Work through the data line by line, gathering every line that has the word "Triftweg".

-- begin --

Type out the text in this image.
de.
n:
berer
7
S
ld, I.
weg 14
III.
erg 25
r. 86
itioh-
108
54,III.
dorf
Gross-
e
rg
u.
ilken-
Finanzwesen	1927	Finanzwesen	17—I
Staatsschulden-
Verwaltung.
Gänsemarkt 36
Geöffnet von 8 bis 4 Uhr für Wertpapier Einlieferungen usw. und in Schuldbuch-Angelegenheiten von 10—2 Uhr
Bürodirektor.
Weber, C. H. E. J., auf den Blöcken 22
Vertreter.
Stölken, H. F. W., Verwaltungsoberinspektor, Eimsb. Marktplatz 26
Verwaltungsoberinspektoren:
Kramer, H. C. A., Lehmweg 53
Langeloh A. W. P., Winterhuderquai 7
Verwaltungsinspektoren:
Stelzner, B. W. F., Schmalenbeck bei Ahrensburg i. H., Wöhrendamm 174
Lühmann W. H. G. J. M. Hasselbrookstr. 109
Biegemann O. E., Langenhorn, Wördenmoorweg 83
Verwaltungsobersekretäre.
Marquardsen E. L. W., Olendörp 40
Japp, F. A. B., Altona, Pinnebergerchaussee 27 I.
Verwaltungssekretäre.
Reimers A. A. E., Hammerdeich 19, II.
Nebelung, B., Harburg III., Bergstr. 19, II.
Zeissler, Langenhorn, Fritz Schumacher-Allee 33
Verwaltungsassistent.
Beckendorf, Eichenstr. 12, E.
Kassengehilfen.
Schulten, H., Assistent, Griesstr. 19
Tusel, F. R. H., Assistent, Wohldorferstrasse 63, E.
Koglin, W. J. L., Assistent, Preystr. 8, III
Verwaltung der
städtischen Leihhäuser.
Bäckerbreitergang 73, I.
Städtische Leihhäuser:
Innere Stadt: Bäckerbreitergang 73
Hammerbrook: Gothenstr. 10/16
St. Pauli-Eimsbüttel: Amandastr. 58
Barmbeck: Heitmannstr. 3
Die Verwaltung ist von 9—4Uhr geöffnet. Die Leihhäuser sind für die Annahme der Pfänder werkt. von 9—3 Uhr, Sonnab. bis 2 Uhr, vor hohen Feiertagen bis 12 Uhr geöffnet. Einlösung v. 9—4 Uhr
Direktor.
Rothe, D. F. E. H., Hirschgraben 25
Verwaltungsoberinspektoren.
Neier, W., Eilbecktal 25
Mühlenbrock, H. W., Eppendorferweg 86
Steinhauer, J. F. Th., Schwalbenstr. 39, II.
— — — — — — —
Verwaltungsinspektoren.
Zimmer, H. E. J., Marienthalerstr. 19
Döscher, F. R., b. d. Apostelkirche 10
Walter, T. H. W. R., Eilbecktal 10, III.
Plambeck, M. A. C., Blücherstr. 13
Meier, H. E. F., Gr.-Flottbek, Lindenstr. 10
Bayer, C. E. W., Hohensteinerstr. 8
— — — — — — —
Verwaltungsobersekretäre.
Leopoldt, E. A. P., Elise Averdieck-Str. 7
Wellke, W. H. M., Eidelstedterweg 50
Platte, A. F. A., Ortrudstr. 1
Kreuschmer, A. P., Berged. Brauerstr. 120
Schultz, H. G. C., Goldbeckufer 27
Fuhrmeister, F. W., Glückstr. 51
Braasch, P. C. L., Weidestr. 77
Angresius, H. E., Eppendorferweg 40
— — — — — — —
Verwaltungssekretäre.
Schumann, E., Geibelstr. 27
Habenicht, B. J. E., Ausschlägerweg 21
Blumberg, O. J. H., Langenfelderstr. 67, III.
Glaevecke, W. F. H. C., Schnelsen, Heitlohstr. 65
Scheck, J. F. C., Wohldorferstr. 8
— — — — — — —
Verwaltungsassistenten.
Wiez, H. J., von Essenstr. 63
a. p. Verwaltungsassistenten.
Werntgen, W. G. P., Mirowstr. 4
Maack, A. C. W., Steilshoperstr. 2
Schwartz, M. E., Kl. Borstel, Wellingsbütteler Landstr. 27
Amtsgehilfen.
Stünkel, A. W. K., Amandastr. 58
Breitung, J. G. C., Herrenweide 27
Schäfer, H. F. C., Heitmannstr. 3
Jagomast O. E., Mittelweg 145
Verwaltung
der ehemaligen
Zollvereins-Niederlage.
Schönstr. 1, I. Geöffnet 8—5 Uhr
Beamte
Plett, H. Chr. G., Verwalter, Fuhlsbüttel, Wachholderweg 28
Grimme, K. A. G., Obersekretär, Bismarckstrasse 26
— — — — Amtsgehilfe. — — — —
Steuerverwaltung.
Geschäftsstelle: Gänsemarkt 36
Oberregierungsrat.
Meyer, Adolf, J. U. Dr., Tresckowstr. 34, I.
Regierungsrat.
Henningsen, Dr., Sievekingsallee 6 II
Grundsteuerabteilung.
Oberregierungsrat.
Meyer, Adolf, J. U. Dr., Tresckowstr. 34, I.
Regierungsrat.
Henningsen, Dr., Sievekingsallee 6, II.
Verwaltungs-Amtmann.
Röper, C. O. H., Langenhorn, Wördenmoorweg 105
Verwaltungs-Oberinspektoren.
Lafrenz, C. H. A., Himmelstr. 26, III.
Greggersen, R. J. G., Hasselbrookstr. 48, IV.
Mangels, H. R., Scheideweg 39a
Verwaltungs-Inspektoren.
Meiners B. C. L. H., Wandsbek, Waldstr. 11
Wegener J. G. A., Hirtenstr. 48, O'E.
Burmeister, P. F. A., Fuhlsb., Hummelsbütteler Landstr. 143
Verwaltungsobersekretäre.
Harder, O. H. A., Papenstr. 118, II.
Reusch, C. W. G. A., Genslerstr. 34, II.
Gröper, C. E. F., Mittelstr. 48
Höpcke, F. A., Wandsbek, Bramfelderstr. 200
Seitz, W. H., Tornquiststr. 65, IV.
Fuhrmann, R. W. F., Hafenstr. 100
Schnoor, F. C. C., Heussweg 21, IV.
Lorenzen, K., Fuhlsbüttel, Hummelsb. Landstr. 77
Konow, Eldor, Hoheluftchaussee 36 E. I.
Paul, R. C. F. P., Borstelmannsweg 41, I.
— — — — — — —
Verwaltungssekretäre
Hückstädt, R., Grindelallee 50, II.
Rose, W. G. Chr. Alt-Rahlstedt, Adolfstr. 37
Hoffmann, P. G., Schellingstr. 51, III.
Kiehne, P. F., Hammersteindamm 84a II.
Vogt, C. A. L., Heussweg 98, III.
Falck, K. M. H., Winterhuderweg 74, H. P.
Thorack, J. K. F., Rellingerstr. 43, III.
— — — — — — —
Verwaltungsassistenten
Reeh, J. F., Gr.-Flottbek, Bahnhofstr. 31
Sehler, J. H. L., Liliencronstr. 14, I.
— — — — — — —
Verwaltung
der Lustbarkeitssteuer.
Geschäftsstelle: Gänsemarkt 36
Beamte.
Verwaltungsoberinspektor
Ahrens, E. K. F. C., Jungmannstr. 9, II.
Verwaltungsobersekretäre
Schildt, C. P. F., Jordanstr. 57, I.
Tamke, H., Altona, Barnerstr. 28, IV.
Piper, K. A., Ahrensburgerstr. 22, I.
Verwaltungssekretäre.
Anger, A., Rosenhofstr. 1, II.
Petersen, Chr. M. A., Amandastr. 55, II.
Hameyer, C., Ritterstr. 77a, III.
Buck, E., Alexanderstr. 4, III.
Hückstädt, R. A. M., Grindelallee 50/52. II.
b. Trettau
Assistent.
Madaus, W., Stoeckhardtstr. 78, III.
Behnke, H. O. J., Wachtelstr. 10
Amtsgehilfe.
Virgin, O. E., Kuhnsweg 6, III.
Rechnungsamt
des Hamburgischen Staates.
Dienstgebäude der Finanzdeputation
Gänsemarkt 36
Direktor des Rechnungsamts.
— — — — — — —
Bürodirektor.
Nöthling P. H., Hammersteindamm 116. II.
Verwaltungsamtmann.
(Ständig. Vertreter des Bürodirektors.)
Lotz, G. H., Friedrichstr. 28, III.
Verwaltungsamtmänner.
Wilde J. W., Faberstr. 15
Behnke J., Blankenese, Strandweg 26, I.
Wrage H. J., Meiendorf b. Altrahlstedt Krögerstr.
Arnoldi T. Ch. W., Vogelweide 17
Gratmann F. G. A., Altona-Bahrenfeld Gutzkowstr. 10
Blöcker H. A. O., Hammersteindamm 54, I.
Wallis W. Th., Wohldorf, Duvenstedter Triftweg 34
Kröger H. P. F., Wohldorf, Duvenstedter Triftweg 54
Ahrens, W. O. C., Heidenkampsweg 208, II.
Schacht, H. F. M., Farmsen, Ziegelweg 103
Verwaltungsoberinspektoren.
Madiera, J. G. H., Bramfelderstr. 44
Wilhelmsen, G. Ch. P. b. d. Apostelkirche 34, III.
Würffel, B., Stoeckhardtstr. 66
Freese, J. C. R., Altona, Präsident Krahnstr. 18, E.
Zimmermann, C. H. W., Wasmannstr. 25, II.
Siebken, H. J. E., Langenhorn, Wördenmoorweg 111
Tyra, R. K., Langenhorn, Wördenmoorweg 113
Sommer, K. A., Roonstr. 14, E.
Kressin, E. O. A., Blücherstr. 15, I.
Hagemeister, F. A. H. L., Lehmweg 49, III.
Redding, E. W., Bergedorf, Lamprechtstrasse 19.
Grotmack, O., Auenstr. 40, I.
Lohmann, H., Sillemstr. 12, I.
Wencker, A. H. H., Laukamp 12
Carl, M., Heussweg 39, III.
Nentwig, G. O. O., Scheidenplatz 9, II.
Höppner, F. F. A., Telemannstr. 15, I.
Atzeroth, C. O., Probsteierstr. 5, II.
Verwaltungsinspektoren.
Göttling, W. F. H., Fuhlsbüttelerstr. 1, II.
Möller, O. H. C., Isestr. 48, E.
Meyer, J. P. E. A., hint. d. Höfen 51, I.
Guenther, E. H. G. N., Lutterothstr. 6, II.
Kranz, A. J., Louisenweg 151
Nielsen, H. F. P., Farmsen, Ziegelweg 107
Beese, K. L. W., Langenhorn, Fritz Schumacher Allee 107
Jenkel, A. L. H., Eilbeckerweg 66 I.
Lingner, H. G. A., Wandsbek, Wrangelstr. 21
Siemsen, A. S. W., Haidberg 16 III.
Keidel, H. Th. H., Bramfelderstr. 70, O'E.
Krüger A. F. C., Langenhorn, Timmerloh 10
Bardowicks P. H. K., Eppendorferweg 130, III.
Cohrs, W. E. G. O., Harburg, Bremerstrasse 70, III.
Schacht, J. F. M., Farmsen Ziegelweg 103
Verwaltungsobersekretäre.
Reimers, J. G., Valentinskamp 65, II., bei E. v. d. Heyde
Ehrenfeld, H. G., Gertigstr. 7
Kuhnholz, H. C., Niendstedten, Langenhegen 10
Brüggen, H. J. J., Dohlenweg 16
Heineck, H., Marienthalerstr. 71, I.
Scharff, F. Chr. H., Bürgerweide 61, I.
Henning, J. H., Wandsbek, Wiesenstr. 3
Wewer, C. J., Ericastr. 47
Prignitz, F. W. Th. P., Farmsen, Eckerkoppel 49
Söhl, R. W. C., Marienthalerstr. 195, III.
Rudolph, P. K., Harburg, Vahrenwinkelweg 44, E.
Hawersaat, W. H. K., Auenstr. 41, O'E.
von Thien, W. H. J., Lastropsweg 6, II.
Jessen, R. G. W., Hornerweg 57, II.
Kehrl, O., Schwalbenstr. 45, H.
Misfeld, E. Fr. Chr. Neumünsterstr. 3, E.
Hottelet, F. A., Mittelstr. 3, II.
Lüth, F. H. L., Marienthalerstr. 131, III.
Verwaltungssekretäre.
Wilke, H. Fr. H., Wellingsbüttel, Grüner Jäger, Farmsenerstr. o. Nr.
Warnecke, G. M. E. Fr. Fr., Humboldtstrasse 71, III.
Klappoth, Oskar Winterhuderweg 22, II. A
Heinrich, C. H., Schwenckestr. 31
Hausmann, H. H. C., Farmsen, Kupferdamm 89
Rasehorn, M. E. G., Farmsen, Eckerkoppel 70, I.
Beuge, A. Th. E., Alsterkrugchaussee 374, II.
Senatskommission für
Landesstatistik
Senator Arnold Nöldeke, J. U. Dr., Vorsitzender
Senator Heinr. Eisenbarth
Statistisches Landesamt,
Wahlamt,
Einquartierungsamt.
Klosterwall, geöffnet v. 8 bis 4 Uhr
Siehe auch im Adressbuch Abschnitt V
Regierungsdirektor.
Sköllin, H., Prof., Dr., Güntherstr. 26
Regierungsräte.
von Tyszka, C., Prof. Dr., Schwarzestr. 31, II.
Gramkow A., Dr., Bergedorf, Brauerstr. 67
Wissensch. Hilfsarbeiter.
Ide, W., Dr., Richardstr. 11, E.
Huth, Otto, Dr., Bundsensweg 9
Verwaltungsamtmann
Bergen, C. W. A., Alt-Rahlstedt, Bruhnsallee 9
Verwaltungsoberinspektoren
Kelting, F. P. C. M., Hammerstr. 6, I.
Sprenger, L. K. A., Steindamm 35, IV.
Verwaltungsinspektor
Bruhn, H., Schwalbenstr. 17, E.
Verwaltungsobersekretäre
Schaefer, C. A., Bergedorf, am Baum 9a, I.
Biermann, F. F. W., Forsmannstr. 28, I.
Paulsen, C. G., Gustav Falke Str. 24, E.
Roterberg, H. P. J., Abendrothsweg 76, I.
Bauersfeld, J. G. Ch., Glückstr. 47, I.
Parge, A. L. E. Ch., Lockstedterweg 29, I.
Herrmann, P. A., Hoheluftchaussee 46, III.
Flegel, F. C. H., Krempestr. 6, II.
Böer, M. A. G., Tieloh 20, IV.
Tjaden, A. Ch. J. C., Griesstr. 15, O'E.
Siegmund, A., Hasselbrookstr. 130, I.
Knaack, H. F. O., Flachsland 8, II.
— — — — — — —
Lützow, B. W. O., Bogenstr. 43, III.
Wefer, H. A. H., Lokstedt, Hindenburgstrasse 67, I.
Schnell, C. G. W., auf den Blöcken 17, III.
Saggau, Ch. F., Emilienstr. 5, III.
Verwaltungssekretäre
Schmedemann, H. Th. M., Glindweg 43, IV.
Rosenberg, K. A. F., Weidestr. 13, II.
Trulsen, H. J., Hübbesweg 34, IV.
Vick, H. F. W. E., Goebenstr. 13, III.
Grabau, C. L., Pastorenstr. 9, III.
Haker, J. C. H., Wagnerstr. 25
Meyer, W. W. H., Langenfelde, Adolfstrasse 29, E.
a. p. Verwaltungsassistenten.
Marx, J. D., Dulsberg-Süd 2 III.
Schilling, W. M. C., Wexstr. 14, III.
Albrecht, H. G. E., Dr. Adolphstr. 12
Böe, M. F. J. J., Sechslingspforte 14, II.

-- end --

_Written answer:_
Wallis W. Th., Wohldorf, Duvenstedter Triftweg 34
Kröger H. P. F., Wohldorf, Duvenstedter Triftweg 54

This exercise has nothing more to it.